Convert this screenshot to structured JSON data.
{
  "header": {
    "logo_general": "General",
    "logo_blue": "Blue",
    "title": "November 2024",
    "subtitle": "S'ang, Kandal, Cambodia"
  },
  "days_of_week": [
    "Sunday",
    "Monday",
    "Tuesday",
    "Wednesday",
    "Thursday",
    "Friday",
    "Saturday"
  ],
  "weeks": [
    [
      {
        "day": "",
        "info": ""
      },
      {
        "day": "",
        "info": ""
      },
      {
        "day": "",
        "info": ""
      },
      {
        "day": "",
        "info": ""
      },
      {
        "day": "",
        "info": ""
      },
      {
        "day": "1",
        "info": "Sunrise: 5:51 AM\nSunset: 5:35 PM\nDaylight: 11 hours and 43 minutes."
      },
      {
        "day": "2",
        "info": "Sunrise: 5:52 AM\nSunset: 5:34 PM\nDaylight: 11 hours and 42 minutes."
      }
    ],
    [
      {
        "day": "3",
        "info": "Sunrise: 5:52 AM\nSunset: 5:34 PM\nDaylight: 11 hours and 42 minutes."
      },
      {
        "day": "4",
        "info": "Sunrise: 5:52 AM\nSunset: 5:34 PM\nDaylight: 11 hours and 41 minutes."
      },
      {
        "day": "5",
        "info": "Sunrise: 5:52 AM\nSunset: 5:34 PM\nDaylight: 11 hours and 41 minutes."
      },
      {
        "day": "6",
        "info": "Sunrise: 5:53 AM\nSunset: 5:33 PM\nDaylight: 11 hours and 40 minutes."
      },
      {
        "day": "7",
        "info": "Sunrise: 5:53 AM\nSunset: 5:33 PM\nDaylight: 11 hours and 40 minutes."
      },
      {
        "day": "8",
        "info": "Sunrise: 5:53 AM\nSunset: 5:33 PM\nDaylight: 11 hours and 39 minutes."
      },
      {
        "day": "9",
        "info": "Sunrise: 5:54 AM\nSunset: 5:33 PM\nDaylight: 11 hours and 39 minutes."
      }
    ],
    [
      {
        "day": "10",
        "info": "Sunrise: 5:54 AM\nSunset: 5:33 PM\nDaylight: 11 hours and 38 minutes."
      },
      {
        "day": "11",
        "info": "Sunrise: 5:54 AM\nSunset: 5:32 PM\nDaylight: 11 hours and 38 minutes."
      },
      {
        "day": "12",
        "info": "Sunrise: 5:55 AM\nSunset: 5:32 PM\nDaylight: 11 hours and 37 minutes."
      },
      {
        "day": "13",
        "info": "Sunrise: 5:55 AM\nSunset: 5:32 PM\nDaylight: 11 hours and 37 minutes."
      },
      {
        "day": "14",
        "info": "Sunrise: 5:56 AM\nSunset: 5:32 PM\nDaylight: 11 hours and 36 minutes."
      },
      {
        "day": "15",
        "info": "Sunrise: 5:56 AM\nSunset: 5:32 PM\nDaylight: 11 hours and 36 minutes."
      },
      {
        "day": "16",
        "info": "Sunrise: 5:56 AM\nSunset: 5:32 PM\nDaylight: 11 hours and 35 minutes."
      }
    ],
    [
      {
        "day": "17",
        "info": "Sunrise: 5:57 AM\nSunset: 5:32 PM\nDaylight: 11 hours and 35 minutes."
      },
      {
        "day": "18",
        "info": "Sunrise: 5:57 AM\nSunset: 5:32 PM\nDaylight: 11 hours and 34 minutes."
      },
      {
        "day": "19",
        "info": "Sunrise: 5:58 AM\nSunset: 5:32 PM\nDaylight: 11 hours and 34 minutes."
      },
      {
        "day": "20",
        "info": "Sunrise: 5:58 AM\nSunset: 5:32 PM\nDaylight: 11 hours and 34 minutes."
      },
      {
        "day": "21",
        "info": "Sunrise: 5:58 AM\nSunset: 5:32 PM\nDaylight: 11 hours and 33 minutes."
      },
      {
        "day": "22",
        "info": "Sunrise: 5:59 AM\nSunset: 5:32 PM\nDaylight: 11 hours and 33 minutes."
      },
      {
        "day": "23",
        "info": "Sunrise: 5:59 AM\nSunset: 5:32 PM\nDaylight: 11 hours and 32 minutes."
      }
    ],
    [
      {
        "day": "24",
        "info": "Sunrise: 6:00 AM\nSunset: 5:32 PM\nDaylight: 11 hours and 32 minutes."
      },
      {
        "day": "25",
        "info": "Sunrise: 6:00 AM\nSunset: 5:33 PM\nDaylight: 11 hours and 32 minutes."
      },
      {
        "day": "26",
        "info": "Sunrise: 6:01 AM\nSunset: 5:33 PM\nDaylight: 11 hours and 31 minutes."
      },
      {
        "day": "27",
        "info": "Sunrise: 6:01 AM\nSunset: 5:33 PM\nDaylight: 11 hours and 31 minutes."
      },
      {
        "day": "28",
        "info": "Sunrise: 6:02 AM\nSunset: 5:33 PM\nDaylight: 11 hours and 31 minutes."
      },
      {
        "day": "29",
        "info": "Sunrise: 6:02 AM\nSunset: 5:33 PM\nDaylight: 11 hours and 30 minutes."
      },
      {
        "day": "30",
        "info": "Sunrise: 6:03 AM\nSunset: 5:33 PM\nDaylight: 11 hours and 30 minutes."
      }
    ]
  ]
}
____
Output all of the material exactly as written.

FINISHED EXERCISE:
Convert this screenshot to structured JSON data.
{
  "header": {
    "logo_general": "General",
    "logo_blue": "Blue",
    "title": "November 2024",
    "subtitle": "S'ang, Kandal, Cambodia"
  },
  "days_of_week": [
    "Sunday",
    "Monday",
    "Tuesday",
    "Wednesday",
    "Thursday",
    "Friday",
    "Saturday"
  ],
  "weeks": [
    [
      {
        "day": "",
        "info": ""
      },
      {
        "day": "",
        "info": ""
      },
      {
        "day": "",
        "info": ""
      },
      {
        "day": "",
        "info": ""
      },
      {
        "day": "",
        "info": ""
      },
      {
        "day": "1",
        "info": "Sunrise: 5:51 AM\nSunset: 5:35 PM\nDaylight: 11 hours and 43 minutes."
      },
      {
        "day": "2",
        "info": "Sunrise: 5:52 AM\nSunset: 5:34 PM\nDaylight: 11 hours and 42 minutes."
      }
    ],
    [
      {
        "day": "3",
        "info": "Sunrise: 5:52 AM\nSunset: 5:34 PM\nDaylight: 11 hours and 42 minutes."
      },
      {
        "day": "4",
        "info": "Sunrise: 5:52 AM\nSunset: 5:34 PM\nDaylight: 11 hours and 41 minutes."
      },
      {
        "day": "5",
        "info": "Sunrise: 5:52 AM\nSunset: 5:34 PM\nDaylight: 11 hours and 41 minutes."
      },
      {
        "day": "6",
        "info": "Sunrise: 5:53 AM\nSunset: 5:33 PM\nDaylight: 11 hours and 40 minutes."
      },
      {
        "day": "7",
        "info": "Sunrise: 5:53 AM\nSunset: 5:33 PM\nDaylight: 11 hours and 40 minutes."
      },
      {
        "day": "8",
        "info": "Sunrise: 5:53 AM\nSunset: 5:33 PM\nDaylight: 11 hours and 39 minutes."
      },
      {
        "day": "9",
        "info": "Sunrise: 5:54 AM\nSunset: 5:33 PM\nDaylight: 11 hours and 39 minutes."
      }
    ],
    [
      {
        "day": "10",
        "info": "Sunrise: 5:54 AM\nSunset: 5:33 PM\nDaylight: 11 hours and 38 minutes."
      },
      {
        "day": "11",
        "info": "Sunrise: 5:54 AM\nSunset: 5:32 PM\nDaylight: 11 hours and 38 minutes."
      },
      {
        "day": "12",
        "info": "Sunrise: 5:55 AM\nSunset: 5:32 PM\nDaylight: 11 hours and 37 minutes."
      },
      {
        "day": "13",
        "info": "Sunrise: 5:55 AM\nSunset: 5:32 PM\nDaylight: 11 hours and 37 minutes."
      },
      {
        "day": "14",
        "info": "Sunrise: 5:56 AM\nSunset: 5:32 PM\nDaylight: 11 hours and 36 minutes."
      },
      {
        "day": "15",
        "info": "Sunrise: 5:56 AM\nSunset: 5:32 PM\nDaylight: 11 hours and 36 minutes."
      },
      {
        "day": "16",
        "info": "Sunrise: 5:56 AM\nSunset: 5:32 PM\nDaylight: 11 hours and 35 minutes."
      }
    ],
    [
      {
        "day": "17",
        "info": "Sunrise: 5:57 AM\nSunset: 5:32 PM\nDaylight: 11 hours and 35 minutes."
      },
      {
        "day": "18",
        "info": "Sunrise: 5:57 AM\nSunset: 5:32 PM\nDaylight: 11 hours and 34 minutes."
      },
      {
        "day": "19",
        "info": "Sunrise: 5:58 AM\nSunset: 5:32 PM\nDaylight: 11 hours and 34 minutes."
      },
      {
        "day": "20",
        "info": "Sunrise: 5:58 AM\nSunset: 5:32 PM\nDaylight: 11 hours and 34 minutes."
      },
      {
        "day": "21",
        "info": "Sunrise: 5:58 AM\nSunset: 5:32 PM\nDaylight: 11 hours and 33 minutes."
      },
      {
        "day": "22",
        "info": "Sunrise: 5:59 AM\nSunset: 5:32 PM\nDaylight: 11 hours and 33 minutes."
      },
      {
        "day": "23",
        "info": "Sunrise: 5:59 AM\nSunset: 5:32 PM\nDaylight: 11 hours and 32 minutes."
      }
    ],
    [
      {
        "day": "24",
        "info": "Sunrise: 6:00 AM\nSunset: 5:32 PM\nDaylight: 11 hours and 32 minutes."
      },
      {
        "day": "25",
        "info": "Sunrise: 6:00 AM\nSunset: 5:33 PM\nDaylight: 11 hours and 32 minutes."
      },
      {
        "day": "26",
        "info": "Sunrise: 6:01 AM\nSunset: 5:33 PM\nDaylight: 11 hours and 31 minutes."
      },
      {
        "day": "27",
        "info": "Sunrise: 6:01 AM\nSunset: 5:33 PM\nDaylight: 11 hours and 31 minutes."
      },
      {
        "day": "28",
        "info": "Sunrise: 6:02 AM\nSunset: 5:33 PM\nDaylight: 11 hours and 31 minutes."
      },
      {
        "day": "29",
        "info": "Sunrise: 6:02 AM\nSunset: 5:33 PM\nDaylight: 11 hours and 30 minutes."
      },
      {
        "day": "30",
        "info": "Sunrise: 6:03 AM\nSunset: 5:33 PM\nDaylight: 11 hours and 30 minutes."
      }
    ]
  ]
}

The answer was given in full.